EXERCISE BRIEF: Copy every line of the listing that holds the string "right".

SUPPLIED ENTRIES:
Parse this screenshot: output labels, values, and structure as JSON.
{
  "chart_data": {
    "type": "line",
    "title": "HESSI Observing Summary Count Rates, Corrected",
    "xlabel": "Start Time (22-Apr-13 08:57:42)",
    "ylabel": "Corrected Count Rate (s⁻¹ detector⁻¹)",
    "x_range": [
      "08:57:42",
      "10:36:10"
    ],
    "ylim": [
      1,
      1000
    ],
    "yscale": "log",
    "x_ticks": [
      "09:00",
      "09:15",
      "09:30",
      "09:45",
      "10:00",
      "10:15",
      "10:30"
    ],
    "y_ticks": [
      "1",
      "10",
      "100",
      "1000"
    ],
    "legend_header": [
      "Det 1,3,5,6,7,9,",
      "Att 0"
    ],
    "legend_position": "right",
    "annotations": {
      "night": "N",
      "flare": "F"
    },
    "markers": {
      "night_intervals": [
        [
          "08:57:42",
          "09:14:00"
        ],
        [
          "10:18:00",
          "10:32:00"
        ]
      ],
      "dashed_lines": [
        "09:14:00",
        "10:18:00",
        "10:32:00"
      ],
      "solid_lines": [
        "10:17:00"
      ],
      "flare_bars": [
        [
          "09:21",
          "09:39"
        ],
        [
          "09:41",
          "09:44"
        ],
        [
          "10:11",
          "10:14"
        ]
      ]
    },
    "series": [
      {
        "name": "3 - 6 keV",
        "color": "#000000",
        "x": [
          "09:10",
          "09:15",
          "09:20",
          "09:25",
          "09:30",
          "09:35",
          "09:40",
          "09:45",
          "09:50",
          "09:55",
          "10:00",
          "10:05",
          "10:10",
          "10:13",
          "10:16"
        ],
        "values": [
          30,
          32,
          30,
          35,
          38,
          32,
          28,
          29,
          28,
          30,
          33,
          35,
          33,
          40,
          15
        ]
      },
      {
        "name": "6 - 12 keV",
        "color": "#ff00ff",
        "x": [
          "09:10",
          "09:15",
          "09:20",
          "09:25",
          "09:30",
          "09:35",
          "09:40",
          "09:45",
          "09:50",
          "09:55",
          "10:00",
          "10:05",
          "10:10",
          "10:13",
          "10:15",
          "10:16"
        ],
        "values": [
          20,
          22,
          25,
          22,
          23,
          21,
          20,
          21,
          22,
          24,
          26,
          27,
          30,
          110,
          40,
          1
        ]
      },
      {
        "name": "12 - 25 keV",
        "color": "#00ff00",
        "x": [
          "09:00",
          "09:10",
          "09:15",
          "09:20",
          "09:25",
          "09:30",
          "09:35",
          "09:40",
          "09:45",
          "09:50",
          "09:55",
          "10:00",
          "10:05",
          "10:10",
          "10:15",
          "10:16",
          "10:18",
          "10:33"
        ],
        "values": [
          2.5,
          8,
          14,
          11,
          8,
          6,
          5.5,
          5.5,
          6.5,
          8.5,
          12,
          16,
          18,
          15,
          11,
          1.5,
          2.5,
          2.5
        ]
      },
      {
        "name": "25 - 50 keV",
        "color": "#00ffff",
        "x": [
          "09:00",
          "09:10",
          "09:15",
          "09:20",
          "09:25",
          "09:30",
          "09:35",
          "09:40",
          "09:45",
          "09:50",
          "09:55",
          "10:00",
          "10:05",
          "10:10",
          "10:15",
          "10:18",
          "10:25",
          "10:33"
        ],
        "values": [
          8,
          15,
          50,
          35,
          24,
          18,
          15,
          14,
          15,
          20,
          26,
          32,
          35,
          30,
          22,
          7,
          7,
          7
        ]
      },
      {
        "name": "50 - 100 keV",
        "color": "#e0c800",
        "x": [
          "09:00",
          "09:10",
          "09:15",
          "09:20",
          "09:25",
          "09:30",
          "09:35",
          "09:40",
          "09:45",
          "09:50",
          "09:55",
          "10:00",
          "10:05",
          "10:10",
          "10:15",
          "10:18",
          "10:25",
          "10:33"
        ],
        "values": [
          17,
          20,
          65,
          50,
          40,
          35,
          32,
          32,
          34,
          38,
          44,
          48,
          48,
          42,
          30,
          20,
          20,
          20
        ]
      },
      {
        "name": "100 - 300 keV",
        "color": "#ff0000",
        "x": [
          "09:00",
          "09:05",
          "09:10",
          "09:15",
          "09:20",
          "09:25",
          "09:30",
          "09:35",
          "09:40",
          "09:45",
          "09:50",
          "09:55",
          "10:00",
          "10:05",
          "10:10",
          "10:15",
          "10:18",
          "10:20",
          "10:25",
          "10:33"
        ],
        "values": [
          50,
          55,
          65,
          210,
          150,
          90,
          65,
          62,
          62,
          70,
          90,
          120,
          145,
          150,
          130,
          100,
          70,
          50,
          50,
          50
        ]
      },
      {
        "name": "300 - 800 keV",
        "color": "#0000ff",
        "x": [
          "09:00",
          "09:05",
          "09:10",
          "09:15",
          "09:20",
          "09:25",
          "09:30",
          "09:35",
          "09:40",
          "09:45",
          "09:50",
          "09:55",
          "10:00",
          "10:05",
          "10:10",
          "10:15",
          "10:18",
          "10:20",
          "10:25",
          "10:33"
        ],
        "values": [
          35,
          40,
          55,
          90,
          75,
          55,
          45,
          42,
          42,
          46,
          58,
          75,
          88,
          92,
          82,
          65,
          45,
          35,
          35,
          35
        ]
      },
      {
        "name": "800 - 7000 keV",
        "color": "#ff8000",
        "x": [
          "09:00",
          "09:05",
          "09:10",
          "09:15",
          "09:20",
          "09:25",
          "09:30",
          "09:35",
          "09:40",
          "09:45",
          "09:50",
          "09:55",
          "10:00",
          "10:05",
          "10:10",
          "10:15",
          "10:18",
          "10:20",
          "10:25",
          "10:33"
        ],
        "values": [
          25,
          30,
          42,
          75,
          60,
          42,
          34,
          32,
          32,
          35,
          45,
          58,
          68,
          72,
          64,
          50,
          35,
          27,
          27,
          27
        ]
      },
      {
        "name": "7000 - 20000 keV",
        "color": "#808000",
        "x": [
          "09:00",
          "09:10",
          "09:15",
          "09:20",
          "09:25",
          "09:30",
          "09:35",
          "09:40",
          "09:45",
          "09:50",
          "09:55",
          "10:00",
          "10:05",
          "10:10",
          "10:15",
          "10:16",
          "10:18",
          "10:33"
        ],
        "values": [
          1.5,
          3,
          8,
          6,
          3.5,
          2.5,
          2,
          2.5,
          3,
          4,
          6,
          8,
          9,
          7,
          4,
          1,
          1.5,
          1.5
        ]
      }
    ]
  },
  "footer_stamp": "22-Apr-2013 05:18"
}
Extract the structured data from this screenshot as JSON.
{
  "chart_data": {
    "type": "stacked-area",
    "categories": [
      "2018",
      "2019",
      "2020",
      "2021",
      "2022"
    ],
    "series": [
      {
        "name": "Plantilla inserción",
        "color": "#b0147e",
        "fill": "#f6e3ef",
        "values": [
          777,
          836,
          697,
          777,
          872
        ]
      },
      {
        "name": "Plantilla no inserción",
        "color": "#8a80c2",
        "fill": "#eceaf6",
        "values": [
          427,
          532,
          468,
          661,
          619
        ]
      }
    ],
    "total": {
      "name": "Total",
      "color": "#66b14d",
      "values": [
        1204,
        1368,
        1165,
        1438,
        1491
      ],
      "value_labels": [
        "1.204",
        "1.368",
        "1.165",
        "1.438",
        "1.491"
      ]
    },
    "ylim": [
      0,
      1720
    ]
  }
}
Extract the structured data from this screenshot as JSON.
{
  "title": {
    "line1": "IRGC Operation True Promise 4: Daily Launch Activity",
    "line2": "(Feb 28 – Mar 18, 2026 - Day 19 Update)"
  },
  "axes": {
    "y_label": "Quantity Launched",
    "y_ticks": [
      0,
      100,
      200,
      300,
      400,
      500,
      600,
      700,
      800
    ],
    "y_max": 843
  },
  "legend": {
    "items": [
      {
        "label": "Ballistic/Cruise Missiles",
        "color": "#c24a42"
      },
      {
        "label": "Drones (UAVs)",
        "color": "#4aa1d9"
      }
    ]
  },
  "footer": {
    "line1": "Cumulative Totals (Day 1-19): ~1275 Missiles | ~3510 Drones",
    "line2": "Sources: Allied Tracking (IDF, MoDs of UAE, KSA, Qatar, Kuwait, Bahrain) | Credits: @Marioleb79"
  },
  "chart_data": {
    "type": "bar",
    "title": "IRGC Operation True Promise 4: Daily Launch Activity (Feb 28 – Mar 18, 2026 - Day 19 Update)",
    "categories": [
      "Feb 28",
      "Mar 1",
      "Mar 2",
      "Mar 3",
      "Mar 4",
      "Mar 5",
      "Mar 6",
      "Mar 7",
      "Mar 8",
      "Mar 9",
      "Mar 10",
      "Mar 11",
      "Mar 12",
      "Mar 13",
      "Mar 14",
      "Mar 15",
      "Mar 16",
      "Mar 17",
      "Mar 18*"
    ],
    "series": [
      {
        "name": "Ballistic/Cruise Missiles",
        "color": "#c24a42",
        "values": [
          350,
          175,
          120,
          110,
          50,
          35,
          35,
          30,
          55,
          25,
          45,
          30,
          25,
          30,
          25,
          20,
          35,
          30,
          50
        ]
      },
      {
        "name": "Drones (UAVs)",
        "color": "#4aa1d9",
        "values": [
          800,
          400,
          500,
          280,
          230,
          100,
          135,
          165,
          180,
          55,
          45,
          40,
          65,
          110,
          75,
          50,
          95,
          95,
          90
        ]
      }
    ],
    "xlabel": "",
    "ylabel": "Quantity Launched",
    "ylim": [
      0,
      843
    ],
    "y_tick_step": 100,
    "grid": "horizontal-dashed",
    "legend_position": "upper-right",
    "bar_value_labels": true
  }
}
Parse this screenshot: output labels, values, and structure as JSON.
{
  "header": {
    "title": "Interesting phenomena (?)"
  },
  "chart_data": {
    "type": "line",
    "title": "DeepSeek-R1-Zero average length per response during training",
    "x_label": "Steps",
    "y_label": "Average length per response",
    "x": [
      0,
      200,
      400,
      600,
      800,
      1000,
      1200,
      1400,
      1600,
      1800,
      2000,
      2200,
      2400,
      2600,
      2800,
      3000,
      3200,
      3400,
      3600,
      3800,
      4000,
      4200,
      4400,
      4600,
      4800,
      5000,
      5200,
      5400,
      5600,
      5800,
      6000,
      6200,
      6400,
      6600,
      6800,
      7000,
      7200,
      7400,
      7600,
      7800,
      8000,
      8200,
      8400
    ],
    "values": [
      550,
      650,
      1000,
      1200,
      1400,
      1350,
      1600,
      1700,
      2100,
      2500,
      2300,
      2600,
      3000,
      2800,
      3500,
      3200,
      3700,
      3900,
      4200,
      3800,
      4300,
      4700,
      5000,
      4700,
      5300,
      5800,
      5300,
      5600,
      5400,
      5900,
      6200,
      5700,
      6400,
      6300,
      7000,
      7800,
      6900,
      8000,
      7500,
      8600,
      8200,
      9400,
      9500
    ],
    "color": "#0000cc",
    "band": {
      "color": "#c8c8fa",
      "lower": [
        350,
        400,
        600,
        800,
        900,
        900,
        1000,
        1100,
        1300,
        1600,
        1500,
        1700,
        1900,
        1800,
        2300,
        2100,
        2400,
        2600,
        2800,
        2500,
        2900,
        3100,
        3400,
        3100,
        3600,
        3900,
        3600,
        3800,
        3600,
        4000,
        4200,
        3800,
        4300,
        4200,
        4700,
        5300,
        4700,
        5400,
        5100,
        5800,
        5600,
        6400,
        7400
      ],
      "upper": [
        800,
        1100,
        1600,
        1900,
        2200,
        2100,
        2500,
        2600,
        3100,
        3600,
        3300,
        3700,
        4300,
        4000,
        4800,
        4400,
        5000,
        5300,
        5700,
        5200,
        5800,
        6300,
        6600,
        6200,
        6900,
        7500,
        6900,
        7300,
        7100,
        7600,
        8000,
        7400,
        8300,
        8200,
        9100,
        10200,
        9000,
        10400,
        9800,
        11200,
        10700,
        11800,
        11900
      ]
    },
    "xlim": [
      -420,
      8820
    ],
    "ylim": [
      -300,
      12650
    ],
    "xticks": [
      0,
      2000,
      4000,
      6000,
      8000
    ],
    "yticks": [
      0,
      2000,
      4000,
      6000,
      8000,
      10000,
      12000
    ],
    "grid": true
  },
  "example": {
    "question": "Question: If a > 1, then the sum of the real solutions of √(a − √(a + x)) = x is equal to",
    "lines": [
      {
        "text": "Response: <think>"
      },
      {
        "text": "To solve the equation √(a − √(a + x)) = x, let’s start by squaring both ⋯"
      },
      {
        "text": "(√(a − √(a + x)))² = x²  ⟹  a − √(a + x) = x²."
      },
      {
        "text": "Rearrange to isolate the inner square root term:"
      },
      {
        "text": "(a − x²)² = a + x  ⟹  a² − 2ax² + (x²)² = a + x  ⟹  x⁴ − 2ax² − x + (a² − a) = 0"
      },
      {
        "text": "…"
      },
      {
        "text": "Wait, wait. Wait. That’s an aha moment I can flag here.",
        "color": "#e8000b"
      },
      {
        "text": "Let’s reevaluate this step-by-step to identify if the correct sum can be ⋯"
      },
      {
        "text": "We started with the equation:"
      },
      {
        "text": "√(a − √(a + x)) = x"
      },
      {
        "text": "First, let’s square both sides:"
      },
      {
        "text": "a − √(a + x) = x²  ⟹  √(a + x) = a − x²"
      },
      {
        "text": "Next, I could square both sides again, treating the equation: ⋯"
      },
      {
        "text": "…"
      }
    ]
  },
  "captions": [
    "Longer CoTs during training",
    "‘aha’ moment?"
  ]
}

OUTPUT OF THE EXERCISE:
    "legend_position": "right",
    "legend_position": "upper-right",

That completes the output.